::: Records to process
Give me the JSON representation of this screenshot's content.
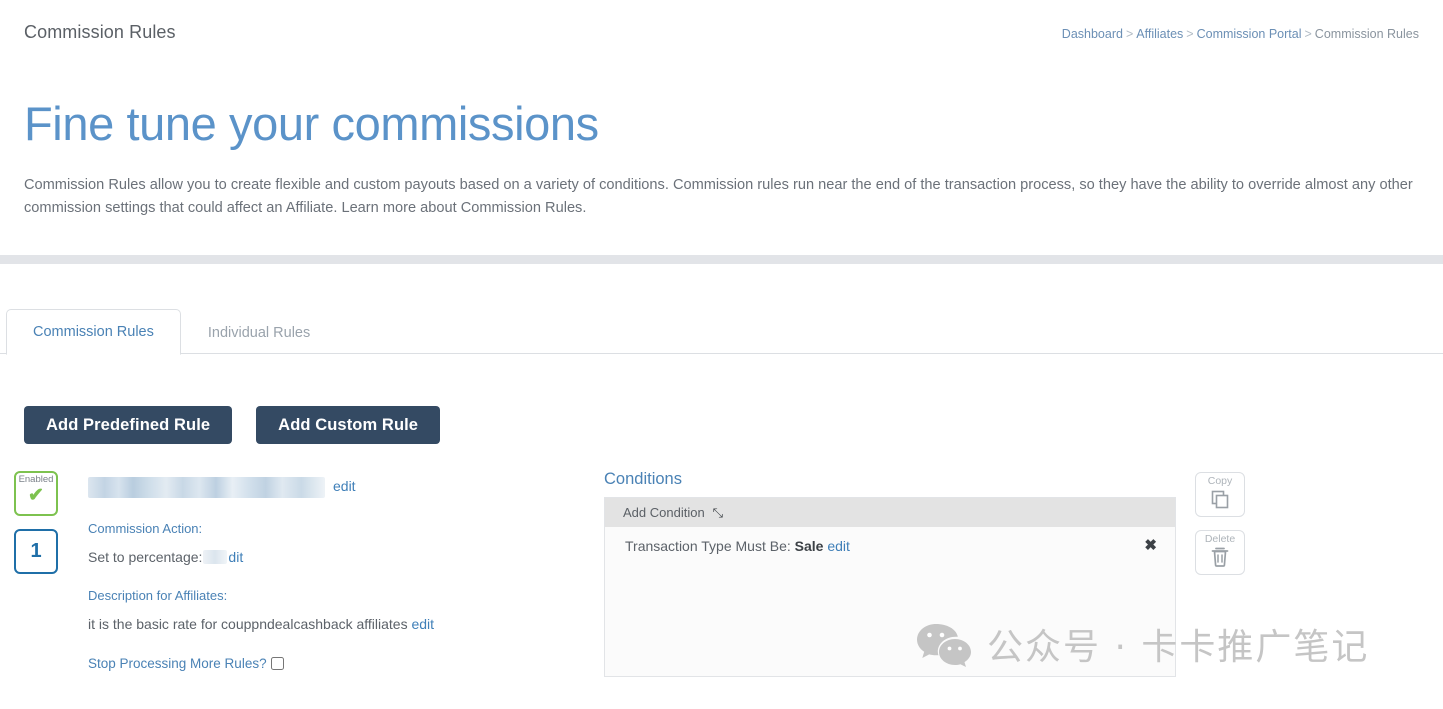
{
  "header": {
    "module_title": "Commission Rules",
    "breadcrumb": [
      {
        "label": "Dashboard",
        "link": true
      },
      {
        "label": "Affiliates",
        "link": true
      },
      {
        "label": "Commission Portal",
        "link": true
      },
      {
        "label": "Commission Rules",
        "link": false
      }
    ],
    "breadcrumb_separator": ">",
    "hero_title": "Fine tune your commissions",
    "hero_description": "Commission Rules allow you to create flexible and custom payouts based on a variety of conditions. Commission rules run near the end of the transaction process, so they have the ability to override almost any other commission settings that could affect an Affiliate. Learn more about Commission Rules."
  },
  "tabs": [
    {
      "label": "Commission Rules",
      "active": true
    },
    {
      "label": "Individual Rules",
      "active": false
    }
  ],
  "actions": {
    "add_predefined_rule": "Add Predefined Rule",
    "add_custom_rule": "Add Custom Rule"
  },
  "rule": {
    "enabled_label": "Enabled",
    "enabled_check": "✔",
    "order_number": "1",
    "title_redacted": true,
    "title_edit_label": "edit",
    "commission_action_label": "Commission Action:",
    "commission_action_prefix": "Set to percentage:",
    "commission_action_value_redacted": true,
    "commission_action_edit_label": "dit",
    "description_label": "Description for Affiliates:",
    "description_value": "it is the basic rate for couppndealcashback affiliates",
    "description_edit_label": "edit",
    "stop_processing_label": "Stop Processing More Rules?",
    "stop_processing_checked": false
  },
  "conditions": {
    "heading": "Conditions",
    "add_condition_label": "Add Condition",
    "expand_icon": "⤡",
    "items": [
      {
        "prefix": "Transaction Type Must Be:",
        "value": "Sale",
        "edit_label": "edit",
        "remove_icon": "✖"
      }
    ]
  },
  "rule_actions": {
    "copy_label": "Copy",
    "delete_label": "Delete"
  },
  "watermark": {
    "text": "公众号 · 卡卡推广笔记"
  },
  "colors": {
    "accent_blue": "#4a82b5",
    "hero_blue": "#5b93c9",
    "button_navy": "#344a63",
    "enabled_green": "#7dc24f",
    "order_blue": "#1f6fa8",
    "panel_bg": "#fbfbfb",
    "add_condition_bg": "#e3e3e3",
    "divider_gray": "#e2e4e8",
    "watermark_gray": "#c5c5c5"
  }
}
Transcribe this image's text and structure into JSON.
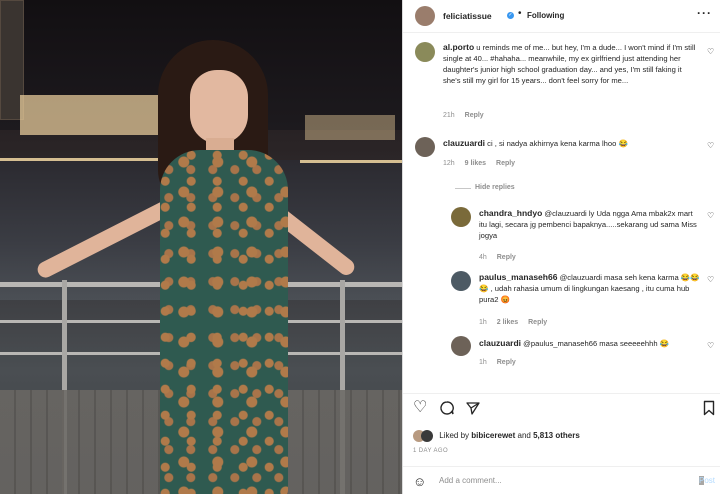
{
  "header": {
    "username": "feliciatissue",
    "following_label": "Following",
    "more_icon": "more-icon"
  },
  "comments": [
    {
      "username": "al.porto",
      "text": "u reminds me of me... but hey, I'm a dude... I won't mind if I'm still single at 40... #hahaha... meanwhile, my ex girlfriend just attending her daughter's junior high school graduation day... and yes, I'm still faking it she's still my girl for 15 years... don't feel sorry for me...",
      "time": "21h",
      "reply_label": "Reply"
    },
    {
      "username": "clauzuardi",
      "text": "ci , si nadya akhirnya kena karma lhoo 😂",
      "time": "12h",
      "likes": "9 likes",
      "reply_label": "Reply",
      "hide_label": "Hide replies"
    }
  ],
  "replies": [
    {
      "username": "chandra_hndyo",
      "text": "@clauzuardi ly Uda ngga Ama mbak2x mart itu lagi, secara jg pembenci bapaknya.....sekarang ud sama Miss jogya",
      "time": "4h",
      "reply_label": "Reply"
    },
    {
      "username": "paulus_manaseh66",
      "text": "@clauzuardi masa seh kena karma 😂😂😂 , udah rahasia umum di lingkungan kaesang , itu cuma hub pura2 😡",
      "time": "1h",
      "likes": "2 likes",
      "reply_label": "Reply"
    },
    {
      "username": "clauzuardi",
      "text": "@paulus_manaseh66 masa seeeeehhh 😂",
      "time": "1h",
      "reply_label": "Reply"
    }
  ],
  "actions": {
    "likes_text_prefix": "Liked by",
    "likes_user": "bibicerewet",
    "likes_and": "and",
    "likes_count": "5,813 others",
    "time_ago": "1 DAY AGO"
  },
  "add_comment": {
    "placeholder": "Add a comment...",
    "post_label": "Post"
  },
  "colors": {
    "link": "#00376b",
    "verified": "#3897f0",
    "muted": "#8e8e8e",
    "post_disabled": "#b3dbff"
  }
}
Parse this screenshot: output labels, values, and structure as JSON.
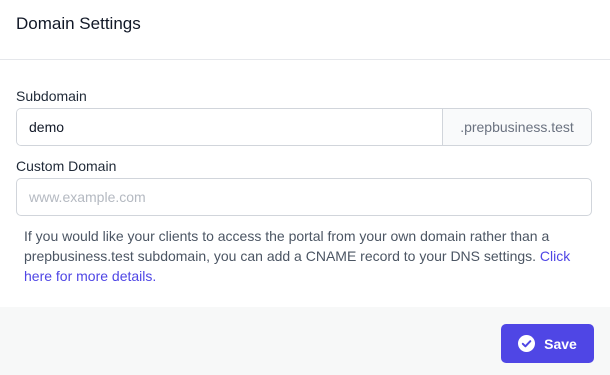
{
  "header": {
    "title": "Domain Settings"
  },
  "subdomain": {
    "label": "Subdomain",
    "value": "demo",
    "suffix": ".prepbusiness.test"
  },
  "custom_domain": {
    "label": "Custom Domain",
    "value": "",
    "placeholder": "www.example.com"
  },
  "help": {
    "text": "If you would like your clients to access the portal from your own domain rather than a prepbusiness.test subdomain, you can add a CNAME record to your DNS settings.",
    "link_text": "Click here for more details."
  },
  "footer": {
    "save_label": "Save",
    "save_icon": "check-circle-icon"
  },
  "colors": {
    "accent": "#4f46e5",
    "footer_bg": "#f7f8f8",
    "border": "#d1d5db"
  }
}
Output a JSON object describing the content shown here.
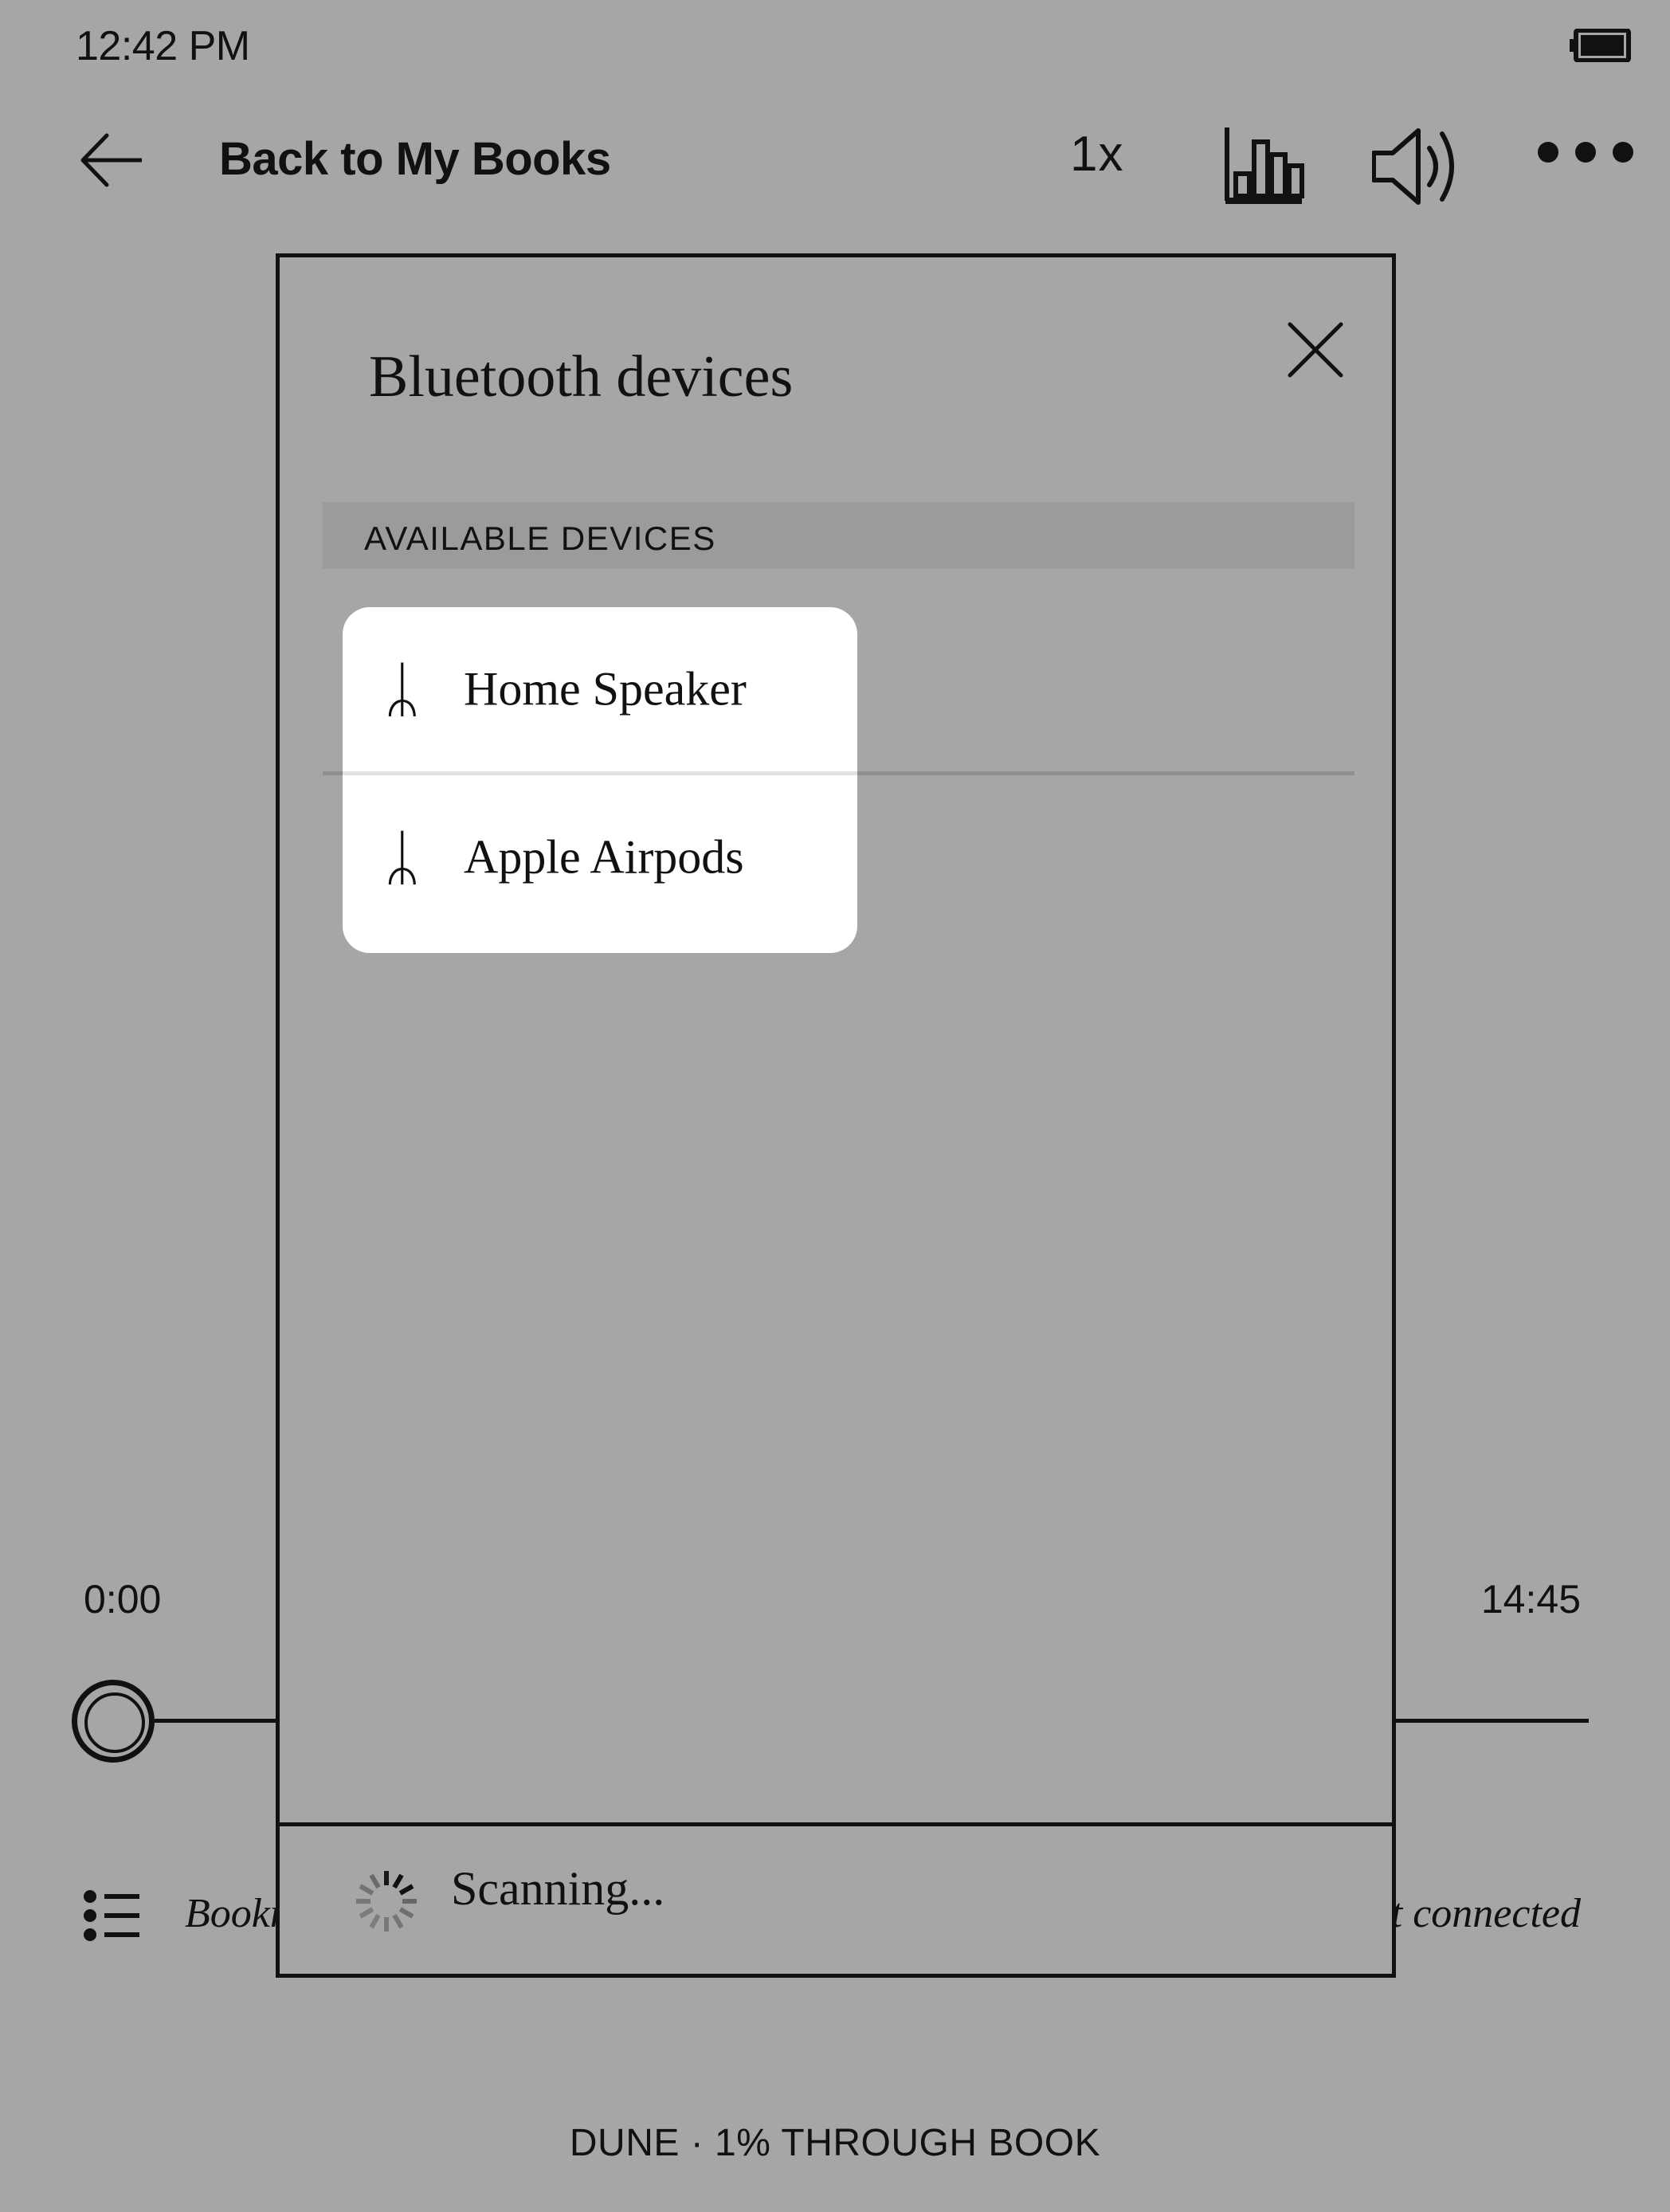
{
  "status_bar": {
    "clock": "12:42 PM",
    "battery_icon": "battery-full-icon"
  },
  "toolbar": {
    "back_icon": "arrow-left-icon",
    "title": "Back to My Books",
    "speed_label": "1x",
    "equalizer_icon": "equalizer-icon",
    "volume_icon": "volume-speaker-icon",
    "more_icon": "more-horizontal-icon"
  },
  "player": {
    "time_elapsed": "0:00",
    "time_total": "14:45",
    "bookmarks_icon": "bulleted-list-icon",
    "bookmarks_label": "Bookmarks",
    "connection_status": "Not connected",
    "book_footer": "DUNE · 1% THROUGH BOOK"
  },
  "dialog": {
    "title": "Bluetooth devices",
    "close_icon": "close-x-icon",
    "section_header": "AVAILABLE DEVICES",
    "devices": [
      {
        "name": "Home Speaker",
        "icon": "bluetooth-icon",
        "glyph": "ᛦ"
      },
      {
        "name": "Apple Airpods",
        "icon": "bluetooth-icon",
        "glyph": "ᛦ"
      }
    ],
    "footer": {
      "spinner_icon": "loading-spinner-icon",
      "label": "Scanning..."
    }
  },
  "colors": {
    "page_background": "#a6a6a6",
    "dialog_background": "#a6a6a6",
    "section_band": "#9b9b9b",
    "card_background": "#ffffff",
    "ink": "#111111",
    "divider": "#8f8f8f"
  }
}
::::::
Directive => Report only how many lines in the entries contain "clauzuardi".

Problem solution => 4